GIVEN RECORDS:
------------------------------
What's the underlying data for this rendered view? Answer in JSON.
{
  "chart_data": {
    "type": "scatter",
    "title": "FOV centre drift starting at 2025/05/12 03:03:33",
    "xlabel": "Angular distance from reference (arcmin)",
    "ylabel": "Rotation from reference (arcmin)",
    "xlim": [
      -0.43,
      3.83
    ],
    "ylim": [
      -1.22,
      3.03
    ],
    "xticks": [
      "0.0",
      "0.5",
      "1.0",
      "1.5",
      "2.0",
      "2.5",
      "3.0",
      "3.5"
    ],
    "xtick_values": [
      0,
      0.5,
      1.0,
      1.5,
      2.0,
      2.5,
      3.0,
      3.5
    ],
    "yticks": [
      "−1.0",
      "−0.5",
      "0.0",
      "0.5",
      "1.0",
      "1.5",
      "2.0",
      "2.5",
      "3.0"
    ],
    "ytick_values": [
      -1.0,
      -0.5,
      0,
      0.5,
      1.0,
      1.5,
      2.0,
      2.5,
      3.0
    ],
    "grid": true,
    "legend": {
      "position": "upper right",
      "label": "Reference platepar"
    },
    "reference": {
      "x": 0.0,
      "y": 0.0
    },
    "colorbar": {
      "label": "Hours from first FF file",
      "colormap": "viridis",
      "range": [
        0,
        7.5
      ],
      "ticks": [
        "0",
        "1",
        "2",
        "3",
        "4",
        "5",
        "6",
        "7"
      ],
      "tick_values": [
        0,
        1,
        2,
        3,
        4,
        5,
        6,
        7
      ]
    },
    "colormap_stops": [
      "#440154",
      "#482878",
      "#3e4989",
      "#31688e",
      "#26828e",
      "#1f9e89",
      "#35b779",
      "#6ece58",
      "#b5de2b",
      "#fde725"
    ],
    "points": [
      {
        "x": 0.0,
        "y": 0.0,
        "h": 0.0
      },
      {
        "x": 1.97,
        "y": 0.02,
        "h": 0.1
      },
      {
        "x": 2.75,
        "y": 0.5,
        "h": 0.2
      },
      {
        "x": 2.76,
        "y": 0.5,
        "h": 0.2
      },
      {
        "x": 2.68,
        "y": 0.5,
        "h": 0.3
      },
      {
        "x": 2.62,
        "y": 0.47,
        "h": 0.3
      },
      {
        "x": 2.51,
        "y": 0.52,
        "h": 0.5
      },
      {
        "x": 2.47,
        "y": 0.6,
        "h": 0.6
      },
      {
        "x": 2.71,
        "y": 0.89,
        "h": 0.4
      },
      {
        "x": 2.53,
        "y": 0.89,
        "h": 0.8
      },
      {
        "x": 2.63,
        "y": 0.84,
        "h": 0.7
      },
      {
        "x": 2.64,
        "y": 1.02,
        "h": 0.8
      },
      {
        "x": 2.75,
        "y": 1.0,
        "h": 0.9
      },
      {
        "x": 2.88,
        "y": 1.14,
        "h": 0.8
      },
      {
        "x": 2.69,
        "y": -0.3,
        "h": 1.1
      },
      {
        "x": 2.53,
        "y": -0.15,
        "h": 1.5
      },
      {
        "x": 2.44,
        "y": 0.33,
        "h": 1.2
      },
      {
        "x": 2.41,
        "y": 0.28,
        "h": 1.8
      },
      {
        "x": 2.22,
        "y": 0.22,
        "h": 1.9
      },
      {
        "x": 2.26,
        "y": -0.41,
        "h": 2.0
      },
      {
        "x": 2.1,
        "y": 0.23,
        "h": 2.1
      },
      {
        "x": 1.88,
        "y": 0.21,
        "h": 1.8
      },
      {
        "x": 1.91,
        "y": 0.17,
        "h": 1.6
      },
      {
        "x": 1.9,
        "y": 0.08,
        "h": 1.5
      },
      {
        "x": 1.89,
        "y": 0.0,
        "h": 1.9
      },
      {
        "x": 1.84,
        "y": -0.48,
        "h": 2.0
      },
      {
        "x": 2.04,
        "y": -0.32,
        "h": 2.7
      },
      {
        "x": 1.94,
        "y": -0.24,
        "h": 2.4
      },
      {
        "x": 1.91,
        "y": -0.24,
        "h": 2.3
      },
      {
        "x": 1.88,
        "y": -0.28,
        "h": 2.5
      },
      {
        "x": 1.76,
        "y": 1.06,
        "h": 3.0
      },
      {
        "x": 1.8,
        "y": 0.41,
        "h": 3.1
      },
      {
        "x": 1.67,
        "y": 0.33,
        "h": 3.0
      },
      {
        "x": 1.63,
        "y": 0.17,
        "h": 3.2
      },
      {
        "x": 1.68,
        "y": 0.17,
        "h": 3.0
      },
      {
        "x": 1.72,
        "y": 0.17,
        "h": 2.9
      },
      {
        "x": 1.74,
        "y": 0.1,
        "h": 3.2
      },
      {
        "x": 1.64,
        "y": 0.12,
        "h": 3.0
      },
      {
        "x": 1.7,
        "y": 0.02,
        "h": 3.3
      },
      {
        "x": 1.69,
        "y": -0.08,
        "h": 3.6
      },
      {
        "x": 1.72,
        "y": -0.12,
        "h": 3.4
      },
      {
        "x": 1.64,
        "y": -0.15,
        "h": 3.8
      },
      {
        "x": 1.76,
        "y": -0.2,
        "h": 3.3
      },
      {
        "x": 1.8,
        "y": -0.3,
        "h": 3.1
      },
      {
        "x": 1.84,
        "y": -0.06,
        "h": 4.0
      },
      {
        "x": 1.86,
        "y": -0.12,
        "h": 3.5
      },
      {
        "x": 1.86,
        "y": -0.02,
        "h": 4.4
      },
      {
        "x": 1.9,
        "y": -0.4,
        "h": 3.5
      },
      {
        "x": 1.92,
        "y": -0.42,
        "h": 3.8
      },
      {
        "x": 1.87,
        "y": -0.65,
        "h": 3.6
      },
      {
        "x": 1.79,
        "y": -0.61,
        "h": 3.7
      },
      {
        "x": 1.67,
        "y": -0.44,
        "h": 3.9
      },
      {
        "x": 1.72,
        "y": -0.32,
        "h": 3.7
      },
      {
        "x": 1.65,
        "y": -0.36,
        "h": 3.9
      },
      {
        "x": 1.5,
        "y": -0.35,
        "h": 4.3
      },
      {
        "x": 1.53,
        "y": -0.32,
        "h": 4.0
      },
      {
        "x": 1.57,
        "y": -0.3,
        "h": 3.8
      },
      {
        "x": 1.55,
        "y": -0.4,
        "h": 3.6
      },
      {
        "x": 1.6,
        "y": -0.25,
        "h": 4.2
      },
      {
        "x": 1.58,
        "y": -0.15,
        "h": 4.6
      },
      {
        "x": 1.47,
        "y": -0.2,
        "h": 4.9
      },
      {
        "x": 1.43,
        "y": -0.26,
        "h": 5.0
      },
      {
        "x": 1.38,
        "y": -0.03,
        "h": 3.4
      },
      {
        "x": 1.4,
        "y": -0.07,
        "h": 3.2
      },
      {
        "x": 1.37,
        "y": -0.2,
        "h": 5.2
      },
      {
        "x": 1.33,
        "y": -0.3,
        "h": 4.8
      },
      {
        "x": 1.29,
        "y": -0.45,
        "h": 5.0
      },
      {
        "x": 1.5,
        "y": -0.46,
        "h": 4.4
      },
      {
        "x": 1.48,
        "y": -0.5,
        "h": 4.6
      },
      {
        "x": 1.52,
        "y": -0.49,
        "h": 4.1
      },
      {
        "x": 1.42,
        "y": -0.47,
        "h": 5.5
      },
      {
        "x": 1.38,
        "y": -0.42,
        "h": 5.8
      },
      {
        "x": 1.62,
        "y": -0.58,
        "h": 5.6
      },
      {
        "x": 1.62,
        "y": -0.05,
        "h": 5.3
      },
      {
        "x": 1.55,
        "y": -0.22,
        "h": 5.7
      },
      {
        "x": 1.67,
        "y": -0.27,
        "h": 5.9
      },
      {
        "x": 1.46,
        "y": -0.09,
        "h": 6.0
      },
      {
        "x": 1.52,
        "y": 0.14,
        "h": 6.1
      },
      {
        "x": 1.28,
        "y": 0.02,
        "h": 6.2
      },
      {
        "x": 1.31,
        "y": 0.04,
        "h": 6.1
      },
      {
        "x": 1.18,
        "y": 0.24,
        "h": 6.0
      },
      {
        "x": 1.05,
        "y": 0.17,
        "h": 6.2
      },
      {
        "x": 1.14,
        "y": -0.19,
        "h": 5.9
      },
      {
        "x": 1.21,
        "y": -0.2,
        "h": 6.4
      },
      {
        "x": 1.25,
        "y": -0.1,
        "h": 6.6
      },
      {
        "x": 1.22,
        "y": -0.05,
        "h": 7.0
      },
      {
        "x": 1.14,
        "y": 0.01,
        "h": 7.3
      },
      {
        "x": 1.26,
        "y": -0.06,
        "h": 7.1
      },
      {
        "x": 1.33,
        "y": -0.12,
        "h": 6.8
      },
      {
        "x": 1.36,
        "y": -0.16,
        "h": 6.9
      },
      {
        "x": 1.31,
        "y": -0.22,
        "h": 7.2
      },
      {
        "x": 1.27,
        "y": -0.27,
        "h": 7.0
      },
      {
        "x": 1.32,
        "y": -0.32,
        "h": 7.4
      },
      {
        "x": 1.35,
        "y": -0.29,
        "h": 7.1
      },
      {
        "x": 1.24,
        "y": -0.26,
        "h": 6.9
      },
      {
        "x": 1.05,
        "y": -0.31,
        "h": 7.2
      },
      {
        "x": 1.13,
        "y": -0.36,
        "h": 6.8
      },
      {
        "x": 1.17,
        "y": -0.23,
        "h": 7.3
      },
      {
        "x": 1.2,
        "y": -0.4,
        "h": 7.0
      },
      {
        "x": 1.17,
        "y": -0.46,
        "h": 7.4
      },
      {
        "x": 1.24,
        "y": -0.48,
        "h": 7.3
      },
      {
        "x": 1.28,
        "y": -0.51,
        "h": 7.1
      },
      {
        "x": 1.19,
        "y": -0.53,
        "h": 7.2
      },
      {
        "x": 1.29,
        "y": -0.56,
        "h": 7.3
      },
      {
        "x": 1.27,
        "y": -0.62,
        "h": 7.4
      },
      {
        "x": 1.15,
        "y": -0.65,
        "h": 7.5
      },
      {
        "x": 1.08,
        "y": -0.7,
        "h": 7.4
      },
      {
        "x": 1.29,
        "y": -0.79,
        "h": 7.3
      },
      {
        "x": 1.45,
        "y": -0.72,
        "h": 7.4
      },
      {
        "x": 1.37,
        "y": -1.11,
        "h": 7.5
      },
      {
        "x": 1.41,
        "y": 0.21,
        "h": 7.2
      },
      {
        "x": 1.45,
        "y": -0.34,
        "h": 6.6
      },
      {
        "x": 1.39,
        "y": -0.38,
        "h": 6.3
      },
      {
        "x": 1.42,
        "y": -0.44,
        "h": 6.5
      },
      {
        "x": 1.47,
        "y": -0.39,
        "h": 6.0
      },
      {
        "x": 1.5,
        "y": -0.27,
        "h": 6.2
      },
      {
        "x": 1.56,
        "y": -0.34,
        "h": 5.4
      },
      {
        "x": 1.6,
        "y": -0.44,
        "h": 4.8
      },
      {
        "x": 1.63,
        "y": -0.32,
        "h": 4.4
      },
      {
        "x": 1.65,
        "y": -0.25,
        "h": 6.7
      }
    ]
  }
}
------------------------------
WHAT NEEDS TO BE DONE:
Find the lines containing "arcmin" and list every one of them.

THE REPLY:
    "xlabel": "Angular distance from reference (arcmin)",
    "ylabel": "Rotation from reference (arcmin)",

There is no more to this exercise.